[Records excerpted from a collection]
· · · ·

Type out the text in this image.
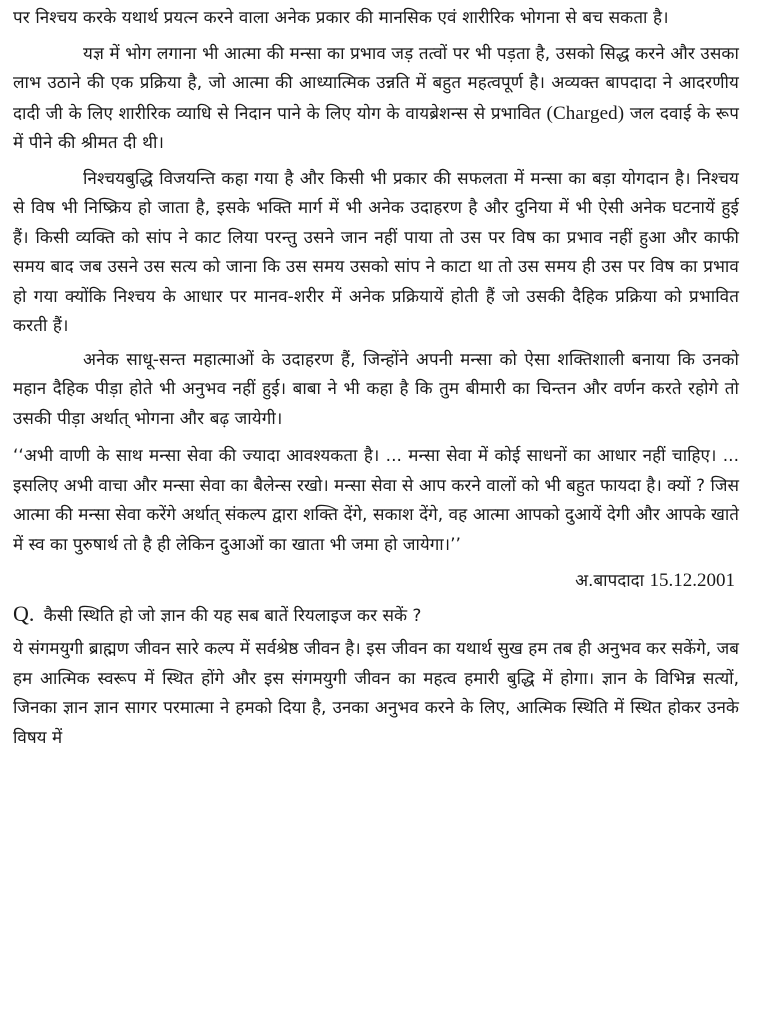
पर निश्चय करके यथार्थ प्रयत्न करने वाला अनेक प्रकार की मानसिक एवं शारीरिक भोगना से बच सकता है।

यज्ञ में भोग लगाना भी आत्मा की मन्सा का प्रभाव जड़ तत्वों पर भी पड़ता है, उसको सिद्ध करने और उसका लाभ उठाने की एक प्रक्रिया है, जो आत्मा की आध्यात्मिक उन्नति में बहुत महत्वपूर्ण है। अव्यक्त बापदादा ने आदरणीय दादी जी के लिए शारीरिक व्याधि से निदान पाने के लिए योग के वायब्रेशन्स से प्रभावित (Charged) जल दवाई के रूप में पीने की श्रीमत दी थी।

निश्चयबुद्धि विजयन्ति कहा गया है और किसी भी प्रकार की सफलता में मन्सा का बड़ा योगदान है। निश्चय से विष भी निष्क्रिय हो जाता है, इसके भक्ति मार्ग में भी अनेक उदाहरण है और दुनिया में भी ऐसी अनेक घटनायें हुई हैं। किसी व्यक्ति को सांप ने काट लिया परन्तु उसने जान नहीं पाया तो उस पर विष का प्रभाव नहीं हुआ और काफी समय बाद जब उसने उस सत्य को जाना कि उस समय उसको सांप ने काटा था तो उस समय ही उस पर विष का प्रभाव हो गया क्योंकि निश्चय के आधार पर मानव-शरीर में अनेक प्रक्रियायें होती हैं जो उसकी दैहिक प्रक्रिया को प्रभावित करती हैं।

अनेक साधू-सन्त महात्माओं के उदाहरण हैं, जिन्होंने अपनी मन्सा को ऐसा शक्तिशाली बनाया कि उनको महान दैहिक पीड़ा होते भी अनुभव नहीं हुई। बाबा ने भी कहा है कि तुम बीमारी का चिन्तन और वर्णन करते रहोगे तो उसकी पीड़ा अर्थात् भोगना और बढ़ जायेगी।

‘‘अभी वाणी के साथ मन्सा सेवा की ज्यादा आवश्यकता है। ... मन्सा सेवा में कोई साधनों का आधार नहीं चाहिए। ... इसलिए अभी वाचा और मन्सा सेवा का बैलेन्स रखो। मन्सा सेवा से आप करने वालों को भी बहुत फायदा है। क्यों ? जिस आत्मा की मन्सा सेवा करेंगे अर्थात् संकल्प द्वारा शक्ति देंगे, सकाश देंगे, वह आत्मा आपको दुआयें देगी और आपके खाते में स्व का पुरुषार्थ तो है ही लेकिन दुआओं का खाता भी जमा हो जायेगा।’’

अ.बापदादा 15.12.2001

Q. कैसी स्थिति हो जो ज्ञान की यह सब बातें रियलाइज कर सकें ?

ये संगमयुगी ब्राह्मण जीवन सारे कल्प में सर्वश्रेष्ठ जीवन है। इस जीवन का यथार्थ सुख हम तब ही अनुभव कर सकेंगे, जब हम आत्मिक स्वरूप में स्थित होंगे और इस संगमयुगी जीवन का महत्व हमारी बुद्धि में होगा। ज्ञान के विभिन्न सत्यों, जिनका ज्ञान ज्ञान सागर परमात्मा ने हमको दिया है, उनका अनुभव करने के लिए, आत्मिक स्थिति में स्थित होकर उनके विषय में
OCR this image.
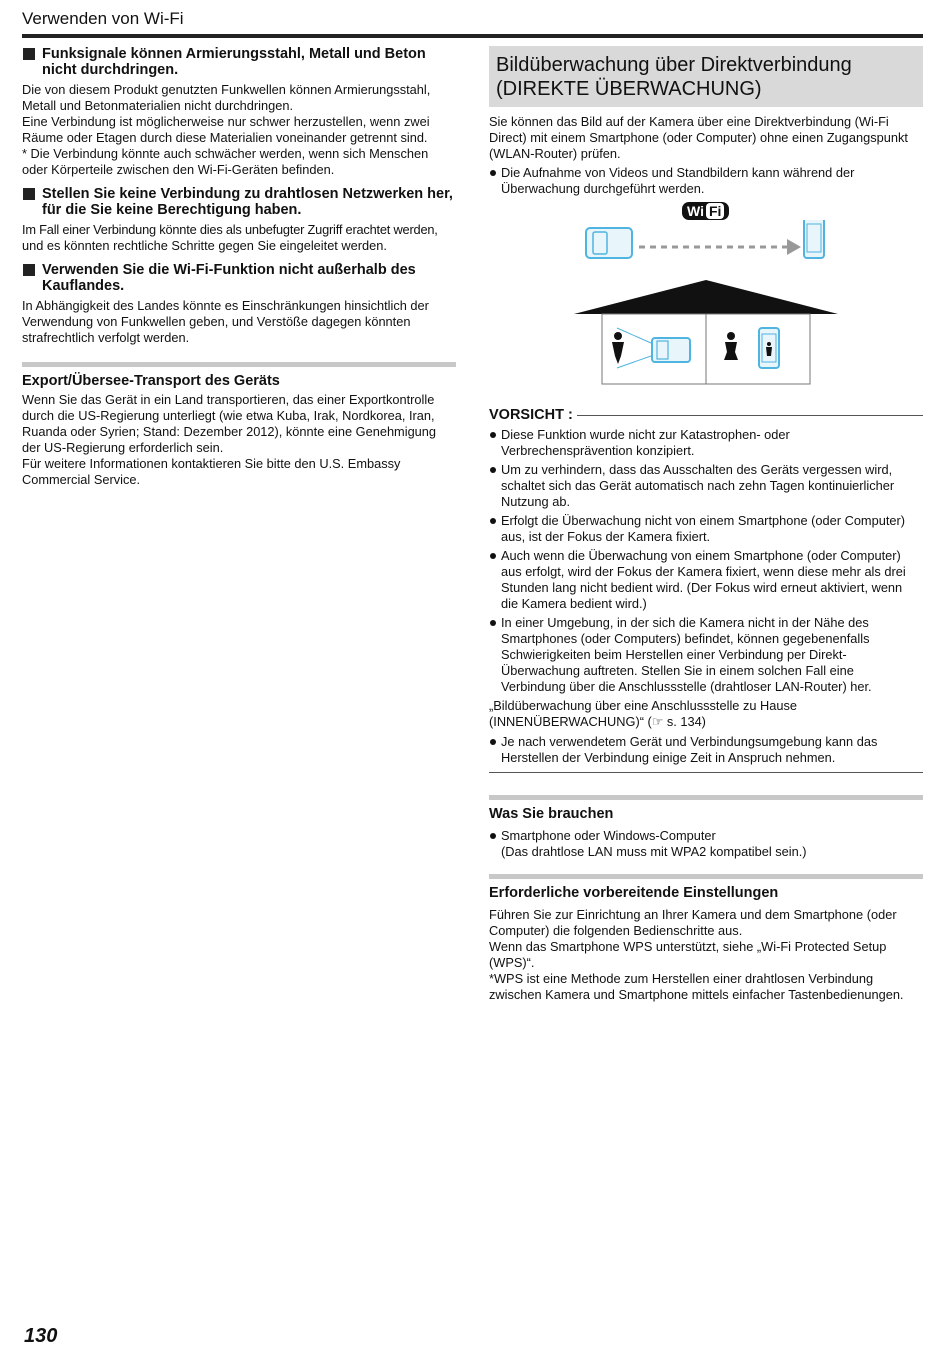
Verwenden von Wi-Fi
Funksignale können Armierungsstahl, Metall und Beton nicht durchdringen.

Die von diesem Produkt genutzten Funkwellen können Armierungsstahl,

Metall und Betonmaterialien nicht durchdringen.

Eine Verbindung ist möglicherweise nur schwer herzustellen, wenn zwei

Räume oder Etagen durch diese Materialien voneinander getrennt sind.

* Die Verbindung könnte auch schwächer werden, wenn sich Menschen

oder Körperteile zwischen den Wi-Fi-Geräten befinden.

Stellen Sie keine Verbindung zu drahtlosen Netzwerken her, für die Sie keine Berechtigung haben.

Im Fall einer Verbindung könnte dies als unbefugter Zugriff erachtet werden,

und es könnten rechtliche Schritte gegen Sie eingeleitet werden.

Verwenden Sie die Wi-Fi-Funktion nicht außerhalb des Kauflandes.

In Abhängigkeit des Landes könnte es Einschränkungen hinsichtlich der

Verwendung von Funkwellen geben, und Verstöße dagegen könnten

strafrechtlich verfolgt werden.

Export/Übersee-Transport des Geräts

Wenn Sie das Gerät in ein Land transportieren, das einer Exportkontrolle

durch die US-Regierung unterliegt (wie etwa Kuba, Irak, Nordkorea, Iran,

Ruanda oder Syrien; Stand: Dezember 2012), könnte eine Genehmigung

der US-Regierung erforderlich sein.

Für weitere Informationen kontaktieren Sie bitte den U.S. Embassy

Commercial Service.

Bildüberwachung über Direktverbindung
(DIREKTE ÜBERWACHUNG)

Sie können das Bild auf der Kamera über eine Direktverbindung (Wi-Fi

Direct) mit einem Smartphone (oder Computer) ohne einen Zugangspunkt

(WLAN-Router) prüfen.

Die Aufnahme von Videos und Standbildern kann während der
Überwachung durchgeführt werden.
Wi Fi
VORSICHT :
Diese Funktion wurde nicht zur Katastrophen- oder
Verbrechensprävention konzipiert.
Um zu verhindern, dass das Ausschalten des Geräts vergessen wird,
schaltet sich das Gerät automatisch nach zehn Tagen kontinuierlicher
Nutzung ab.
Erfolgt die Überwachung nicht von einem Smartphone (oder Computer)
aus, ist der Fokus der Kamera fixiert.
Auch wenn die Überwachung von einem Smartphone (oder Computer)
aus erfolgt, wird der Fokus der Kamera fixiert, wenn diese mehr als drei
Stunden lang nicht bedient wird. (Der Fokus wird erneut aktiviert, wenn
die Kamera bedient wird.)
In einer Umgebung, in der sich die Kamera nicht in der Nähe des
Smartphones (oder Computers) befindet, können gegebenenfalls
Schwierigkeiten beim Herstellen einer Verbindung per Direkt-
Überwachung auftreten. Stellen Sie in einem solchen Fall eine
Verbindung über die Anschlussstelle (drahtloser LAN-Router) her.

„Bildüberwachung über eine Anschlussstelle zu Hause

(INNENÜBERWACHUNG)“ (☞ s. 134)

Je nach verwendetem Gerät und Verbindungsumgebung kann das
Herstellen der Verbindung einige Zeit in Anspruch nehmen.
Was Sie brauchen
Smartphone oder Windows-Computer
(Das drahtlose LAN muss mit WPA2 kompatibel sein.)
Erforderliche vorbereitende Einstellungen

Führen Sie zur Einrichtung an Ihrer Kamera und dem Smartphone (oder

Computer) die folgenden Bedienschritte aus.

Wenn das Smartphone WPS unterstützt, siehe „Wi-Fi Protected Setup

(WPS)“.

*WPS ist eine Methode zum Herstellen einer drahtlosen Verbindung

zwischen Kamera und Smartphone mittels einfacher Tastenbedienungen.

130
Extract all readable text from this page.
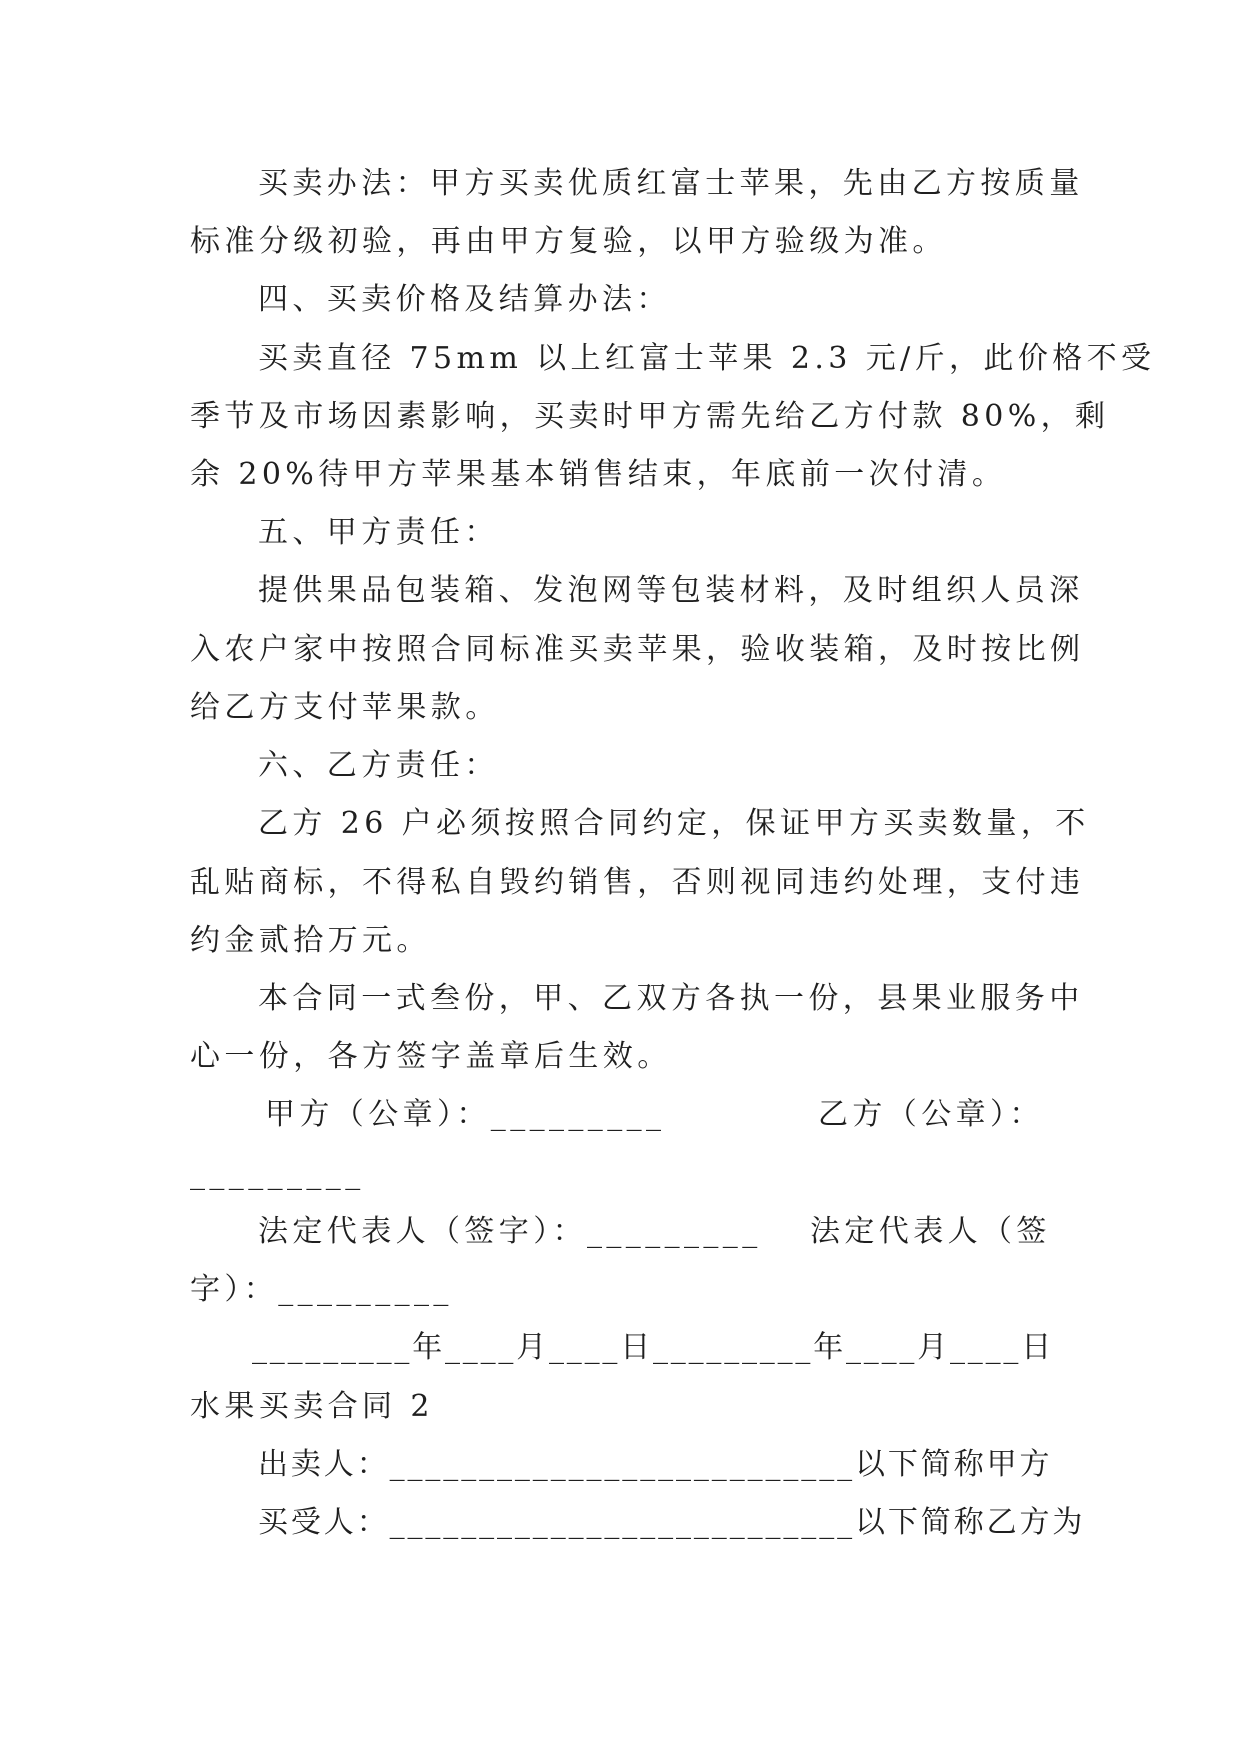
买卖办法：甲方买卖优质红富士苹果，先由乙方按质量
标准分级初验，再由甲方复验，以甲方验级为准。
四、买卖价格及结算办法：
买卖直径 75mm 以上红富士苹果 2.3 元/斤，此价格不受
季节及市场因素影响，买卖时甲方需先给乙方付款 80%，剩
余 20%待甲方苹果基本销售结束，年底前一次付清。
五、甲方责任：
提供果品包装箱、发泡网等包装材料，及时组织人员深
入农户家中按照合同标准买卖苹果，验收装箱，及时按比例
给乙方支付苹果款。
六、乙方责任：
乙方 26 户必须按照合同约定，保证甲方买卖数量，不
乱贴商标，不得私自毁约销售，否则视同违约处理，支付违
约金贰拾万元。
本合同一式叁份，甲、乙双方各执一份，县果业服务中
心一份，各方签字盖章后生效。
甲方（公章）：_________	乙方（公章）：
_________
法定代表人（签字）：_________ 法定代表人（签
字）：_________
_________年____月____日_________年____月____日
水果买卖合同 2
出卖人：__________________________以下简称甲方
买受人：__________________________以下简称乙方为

· · · ·

* EXERCISE DESCRIPTION
Copy each line of the records above that carries the word "zwischen".

* WRITTEN SOLUTION
oder Körperteile zwischen den Wi-Fi-Geräten befinden.
zwischen Kamera und Smartphone mittels einfacher Tastenbedienungen.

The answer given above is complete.